++++ Data

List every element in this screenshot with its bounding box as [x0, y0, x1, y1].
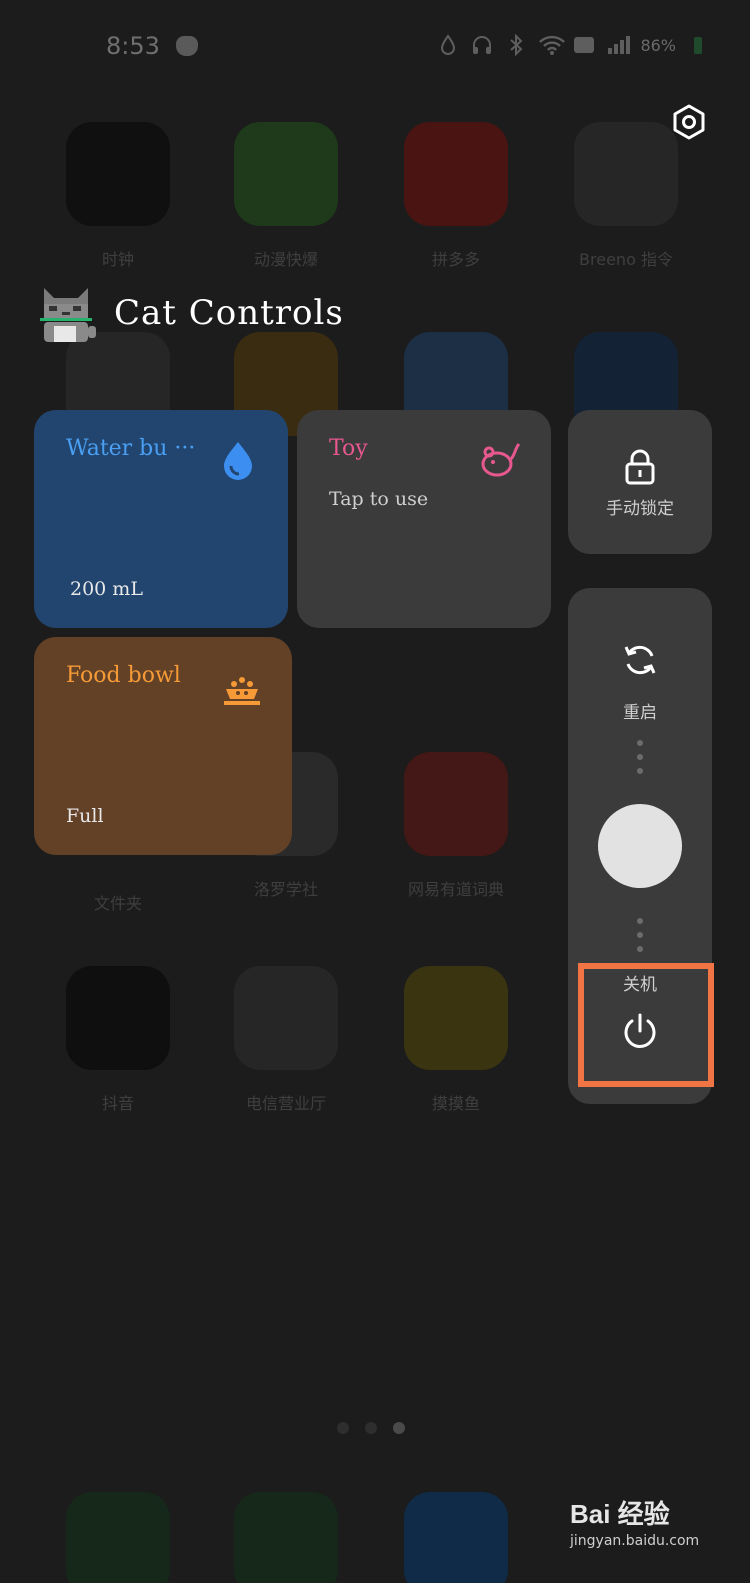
app-douyin: 抖音: [66, 966, 170, 1114]
tile-value: 200 mL: [70, 578, 143, 600]
manual-lock-button[interactable]: 手动锁定: [568, 410, 712, 554]
page-indicator: [337, 1422, 405, 1434]
app-telecom: 电信营业厅: [234, 966, 338, 1114]
wechat-icon: [234, 1492, 338, 1583]
signal-icon: [606, 34, 631, 56]
app-label: 抖音: [101, 1094, 134, 1113]
slider-dots-bottom: [637, 918, 643, 960]
baidu-jingyan-watermark: Bai 经验 jingyan.baidu.com: [570, 1494, 720, 1549]
page-dot-active: [393, 1422, 405, 1434]
app-label: 网易有道词典: [407, 880, 504, 899]
toy-tile[interactable]: Toy Tap to use: [297, 410, 551, 628]
app-icon: [234, 966, 338, 1070]
app-icon: [574, 122, 678, 226]
headphones-icon: [470, 34, 494, 56]
page-dot: [365, 1422, 377, 1434]
food-bowl-icon: [224, 677, 260, 705]
settings-gear-icon[interactable]: [671, 104, 707, 140]
app-label: 动漫快爆: [253, 250, 318, 269]
watermark-url: jingyan.baidu.com: [570, 1533, 700, 1549]
page-title: Cat Controls: [114, 293, 344, 333]
wifi-icon: [538, 34, 566, 56]
water-bowl-tile[interactable]: Water bu ··· 200 mL: [34, 410, 288, 628]
app-label: 摸摸鱼: [431, 1094, 480, 1113]
app-label: Breeno 指令: [579, 250, 673, 269]
status-icons: 86%: [436, 33, 710, 57]
app-label: 洛罗学社: [253, 880, 318, 899]
app-icon: [404, 966, 508, 1070]
app-icon: [66, 966, 170, 1070]
kugou-icon: [404, 1492, 508, 1583]
app-icon: [404, 752, 508, 856]
app-icon: [404, 122, 508, 226]
app-clock: 时钟: [66, 122, 170, 270]
app-label: 时钟: [101, 250, 134, 269]
tile-value: Tap to use: [329, 488, 429, 510]
slider-dots-top: [637, 740, 643, 782]
phone-icon: [66, 1492, 170, 1583]
battery-percentage: 86%: [640, 35, 676, 55]
battery-icon: [686, 34, 710, 56]
app-folder: 文件夹: [66, 870, 170, 914]
restart-icon[interactable]: [622, 642, 658, 678]
hd-icon: [572, 34, 596, 56]
cat-status-icon: [176, 36, 198, 56]
lock-icon: [625, 449, 655, 485]
app-label: 拼多多: [431, 250, 480, 269]
dock-kugou: [404, 1492, 508, 1583]
status-time: 8:53: [106, 32, 160, 60]
page-dot: [337, 1422, 349, 1434]
bluetooth-icon: [504, 33, 528, 57]
watermark-logo: Bai 经验: [570, 1499, 670, 1529]
shutdown-highlight-box: [578, 963, 714, 1087]
app-pinduoduo: 拼多多: [404, 122, 508, 270]
food-bowl-tile[interactable]: Food bowl Full: [34, 637, 292, 855]
status-bar: 8:53 86%: [0, 0, 750, 90]
mouse-toy-icon: [481, 442, 521, 477]
dock-wechat: [234, 1492, 338, 1583]
tile-value: Full: [66, 805, 104, 827]
lock-label: 手动锁定: [606, 499, 674, 519]
restart-label: 重启: [623, 703, 657, 723]
app-label: 电信营业厅: [245, 1094, 326, 1113]
app-breeno: Breeno 指令: [574, 122, 678, 270]
cat-controls-header: Cat Controls: [40, 282, 344, 344]
app-youdao: 网易有道词典: [404, 752, 508, 900]
cat-icon: [40, 288, 96, 342]
app-game: 动漫快爆: [234, 122, 338, 270]
power-slider-knob[interactable]: [598, 804, 682, 888]
dock-phone: [66, 1492, 170, 1583]
app-label: 文件夹: [93, 894, 142, 913]
app-momoyu: 摸摸鱼: [404, 966, 508, 1114]
app-icon: [234, 122, 338, 226]
app-icon: [66, 122, 170, 226]
drop-status-icon: [436, 34, 460, 56]
water-drop-icon: [224, 442, 252, 480]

++++++++

- Work to complete -
Repeat all of the data above with every "app-label" swapped for "app-name", changing nothing else, and leave out the pictures.

- The answer -
List every element in this screenshot with its bounding box as [x0, y0, x1, y1].
app-douyin: 抖音: [66, 966, 170, 1114]
tile-value: 200 mL: [70, 578, 143, 600]
manual-lock-button[interactable]: 手动锁定: [568, 410, 712, 554]
page-indicator: [337, 1422, 405, 1434]
app-telecom: 电信营业厅: [234, 966, 338, 1114]
wechat-icon: [234, 1492, 338, 1583]
signal-icon: [606, 34, 631, 56]
app-name: 抖音: [101, 1094, 134, 1113]
slider-dots-bottom: [637, 918, 643, 960]
baidu-jingyan-watermark: Bai 经验 jingyan.baidu.com: [570, 1494, 720, 1549]
page-dot-active: [393, 1422, 405, 1434]
app-name: 网易有道词典: [407, 880, 504, 899]
toy-tile[interactable]: Toy Tap to use: [297, 410, 551, 628]
app-icon: [234, 966, 338, 1070]
app-icon: [574, 122, 678, 226]
headphones-icon: [470, 34, 494, 56]
page-dot: [365, 1422, 377, 1434]
food-bowl-icon: [224, 677, 260, 705]
settings-gear-icon[interactable]: [671, 104, 707, 140]
app-name: 动漫快爆: [253, 250, 318, 269]
watermark-url: jingyan.baidu.com: [570, 1533, 700, 1549]
page-title: Cat Controls: [114, 293, 344, 333]
wifi-icon: [538, 34, 566, 56]
water-bowl-tile[interactable]: Water bu ··· 200 mL: [34, 410, 288, 628]
app-name: 摸摸鱼: [431, 1094, 480, 1113]
app-name: Breeno 指令: [579, 250, 673, 269]
status-icons: 86%: [436, 33, 710, 57]
app-name: 洛罗学社: [253, 880, 318, 899]
app-icon: [404, 966, 508, 1070]
app-icon: [66, 966, 170, 1070]
kugou-icon: [404, 1492, 508, 1583]
app-icon: [404, 752, 508, 856]
app-icon: [404, 122, 508, 226]
app-clock: 时钟: [66, 122, 170, 270]
app-name: 时钟: [101, 250, 134, 269]
tile-value: Tap to use: [329, 488, 429, 510]
slider-dots-top: [637, 740, 643, 782]
phone-icon: [66, 1492, 170, 1583]
battery-percentage: 86%: [640, 35, 676, 55]
battery-icon: [686, 34, 710, 56]
app-folder: 文件夹: [66, 870, 170, 914]
restart-icon[interactable]: [622, 642, 658, 678]
hd-icon: [572, 34, 596, 56]
cat-status-icon: [176, 36, 198, 56]
lock-icon: [625, 449, 655, 485]
app-name: 拼多多: [431, 250, 480, 269]
dock-kugou: [404, 1492, 508, 1583]
status-time: 8:53: [106, 32, 160, 60]
page-dot: [337, 1422, 349, 1434]
bluetooth-icon: [504, 33, 528, 57]
watermark-logo: Bai 经验: [570, 1499, 670, 1529]
shutdown-highlight-box: [578, 963, 714, 1087]
app-pinduoduo: 拼多多: [404, 122, 508, 270]
food-bowl-tile[interactable]: Food bowl Full: [34, 637, 292, 855]
status-bar: 8:53 86%: [0, 0, 750, 90]
mouse-toy-icon: [481, 442, 521, 477]
dock-wechat: [234, 1492, 338, 1583]
tile-value: Full: [66, 805, 104, 827]
lock-label: 手动锁定: [606, 499, 674, 519]
restart-label: 重启: [623, 703, 657, 723]
app-name: 电信营业厅: [245, 1094, 326, 1113]
app-breeno: Breeno 指令: [574, 122, 678, 270]
cat-controls-header: Cat Controls: [40, 282, 344, 344]
app-youdao: 网易有道词典: [404, 752, 508, 900]
cat-icon: [40, 288, 96, 342]
app-game: 动漫快爆: [234, 122, 338, 270]
power-slider-knob[interactable]: [598, 804, 682, 888]
dock-phone: [66, 1492, 170, 1583]
app-name: 文件夹: [93, 894, 142, 913]
app-momoyu: 摸摸鱼: [404, 966, 508, 1114]
app-icon: [234, 122, 338, 226]
app-icon: [66, 122, 170, 226]
drop-status-icon: [436, 34, 460, 56]
water-drop-icon: [224, 442, 252, 480]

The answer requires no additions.